Your goal — Print the entire listing. Each line must match the original exactly.

Exercise material —
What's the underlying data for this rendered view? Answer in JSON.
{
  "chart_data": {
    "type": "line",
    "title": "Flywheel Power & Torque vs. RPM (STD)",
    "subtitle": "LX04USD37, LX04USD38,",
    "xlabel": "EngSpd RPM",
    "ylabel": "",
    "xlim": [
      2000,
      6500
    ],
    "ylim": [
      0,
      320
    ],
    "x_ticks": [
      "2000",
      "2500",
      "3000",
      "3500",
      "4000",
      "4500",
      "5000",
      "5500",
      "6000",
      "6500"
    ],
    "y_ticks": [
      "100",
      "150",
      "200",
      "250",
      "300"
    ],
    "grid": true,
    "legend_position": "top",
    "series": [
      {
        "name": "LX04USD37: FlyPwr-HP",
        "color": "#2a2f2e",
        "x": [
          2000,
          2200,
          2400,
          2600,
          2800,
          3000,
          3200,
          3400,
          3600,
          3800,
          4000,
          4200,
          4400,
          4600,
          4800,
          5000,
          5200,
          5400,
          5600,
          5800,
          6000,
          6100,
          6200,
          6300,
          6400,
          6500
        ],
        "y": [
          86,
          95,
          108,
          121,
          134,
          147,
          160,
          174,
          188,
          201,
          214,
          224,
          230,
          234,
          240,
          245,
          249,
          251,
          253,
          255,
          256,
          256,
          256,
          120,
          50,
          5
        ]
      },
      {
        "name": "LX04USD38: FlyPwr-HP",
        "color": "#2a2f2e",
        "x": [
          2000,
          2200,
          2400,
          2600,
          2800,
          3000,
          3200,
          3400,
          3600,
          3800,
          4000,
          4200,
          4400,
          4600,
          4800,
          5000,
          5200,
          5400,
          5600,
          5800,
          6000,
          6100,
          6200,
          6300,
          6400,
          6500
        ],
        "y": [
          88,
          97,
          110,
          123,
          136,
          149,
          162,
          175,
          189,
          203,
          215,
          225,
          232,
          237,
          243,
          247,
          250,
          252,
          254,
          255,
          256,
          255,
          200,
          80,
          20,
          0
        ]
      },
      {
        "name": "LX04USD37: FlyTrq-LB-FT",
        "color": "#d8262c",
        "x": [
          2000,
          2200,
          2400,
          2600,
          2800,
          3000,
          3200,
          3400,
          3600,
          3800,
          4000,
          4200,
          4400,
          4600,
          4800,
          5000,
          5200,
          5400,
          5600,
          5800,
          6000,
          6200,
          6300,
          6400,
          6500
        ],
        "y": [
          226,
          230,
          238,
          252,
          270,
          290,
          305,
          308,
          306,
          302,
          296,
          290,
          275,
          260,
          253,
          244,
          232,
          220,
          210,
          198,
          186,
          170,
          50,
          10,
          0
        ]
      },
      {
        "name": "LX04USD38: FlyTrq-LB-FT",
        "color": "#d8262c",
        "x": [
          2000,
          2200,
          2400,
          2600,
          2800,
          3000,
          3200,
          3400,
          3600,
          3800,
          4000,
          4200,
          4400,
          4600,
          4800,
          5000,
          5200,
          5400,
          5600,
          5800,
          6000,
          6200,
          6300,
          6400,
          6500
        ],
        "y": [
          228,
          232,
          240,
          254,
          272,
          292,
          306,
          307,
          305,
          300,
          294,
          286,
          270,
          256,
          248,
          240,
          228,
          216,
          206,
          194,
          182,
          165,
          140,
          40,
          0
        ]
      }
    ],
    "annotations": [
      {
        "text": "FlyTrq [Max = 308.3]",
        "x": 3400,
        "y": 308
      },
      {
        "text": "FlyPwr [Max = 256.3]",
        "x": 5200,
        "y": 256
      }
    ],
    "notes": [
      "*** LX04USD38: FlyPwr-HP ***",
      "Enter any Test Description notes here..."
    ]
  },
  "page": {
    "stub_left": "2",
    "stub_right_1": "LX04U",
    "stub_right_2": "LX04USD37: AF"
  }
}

Answer —
What's the underlying data for this rendered view? Answer in JSON.
{
  "chart_data": {
    "type": "line",
    "title": "Flywheel Power & Torque vs. RPM (STD)",
    "subtitle": "LX04USD37, LX04USD38,",
    "xlabel": "EngSpd RPM",
    "ylabel": "",
    "xlim": [
      2000,
      6500
    ],
    "ylim": [
      0,
      320
    ],
    "x_ticks": [
      "2000",
      "2500",
      "3000",
      "3500",
      "4000",
      "4500",
      "5000",
      "5500",
      "6000",
      "6500"
    ],
    "y_ticks": [
      "100",
      "150",
      "200",
      "250",
      "300"
    ],
    "grid": true,
    "legend_position": "top",
    "series": [
      {
        "name": "LX04USD37: FlyPwr-HP",
        "color": "#2a2f2e",
        "x": [
          2000,
          2200,
          2400,
          2600,
          2800,
          3000,
          3200,
          3400,
          3600,
          3800,
          4000,
          4200,
          4400,
          4600,
          4800,
          5000,
          5200,
          5400,
          5600,
          5800,
          6000,
          6100,
          6200,
          6300,
          6400,
          6500
        ],
        "y": [
          86,
          95,
          108,
          121,
          134,
          147,
          160,
          174,
          188,
          201,
          214,
          224,
          230,
          234,
          240,
          245,
          249,
          251,
          253,
          255,
          256,
          256,
          256,
          120,
          50,
          5
        ]
      },
      {
        "name": "LX04USD38: FlyPwr-HP",
        "color": "#2a2f2e",
        "x": [
          2000,
          2200,
          2400,
          2600,
          2800,
          3000,
          3200,
          3400,
          3600,
          3800,
          4000,
          4200,
          4400,
          4600,
          4800,
          5000,
          5200,
          5400,
          5600,
          5800,
          6000,
          6100,
          6200,
          6300,
          6400,
          6500
        ],
        "y": [
          88,
          97,
          110,
          123,
          136,
          149,
          162,
          175,
          189,
          203,
          215,
          225,
          232,
          237,
          243,
          247,
          250,
          252,
          254,
          255,
          256,
          255,
          200,
          80,
          20,
          0
        ]
      },
      {
        "name": "LX04USD37: FlyTrq-LB-FT",
        "color": "#d8262c",
        "x": [
          2000,
          2200,
          2400,
          2600,
          2800,
          3000,
          3200,
          3400,
          3600,
          3800,
          4000,
          4200,
          4400,
          4600,
          4800,
          5000,
          5200,
          5400,
          5600,
          5800,
          6000,
          6200,
          6300,
          6400,
          6500
        ],
        "y": [
          226,
          230,
          238,
          252,
          270,
          290,
          305,
          308,
          306,
          302,
          296,
          290,
          275,
          260,
          253,
          244,
          232,
          220,
          210,
          198,
          186,
          170,
          50,
          10,
          0
        ]
      },
      {
        "name": "LX04USD38: FlyTrq-LB-FT",
        "color": "#d8262c",
        "x": [
          2000,
          2200,
          2400,
          2600,
          2800,
          3000,
          3200,
          3400,
          3600,
          3800,
          4000,
          4200,
          4400,
          4600,
          4800,
          5000,
          5200,
          5400,
          5600,
          5800,
          6000,
          6200,
          6300,
          6400,
          6500
        ],
        "y": [
          228,
          232,
          240,
          254,
          272,
          292,
          306,
          307,
          305,
          300,
          294,
          286,
          270,
          256,
          248,
          240,
          228,
          216,
          206,
          194,
          182,
          165,
          140,
          40,
          0
        ]
      }
    ],
    "annotations": [
      {
        "text": "FlyTrq [Max = 308.3]",
        "x": 3400,
        "y": 308
      },
      {
        "text": "FlyPwr [Max = 256.3]",
        "x": 5200,
        "y": 256
      }
    ],
    "notes": [
      "*** LX04USD38: FlyPwr-HP ***",
      "Enter any Test Description notes here..."
    ]
  },
  "page": {
    "stub_left": "2",
    "stub_right_1": "LX04U",
    "stub_right_2": "LX04USD37: AF"
  }
}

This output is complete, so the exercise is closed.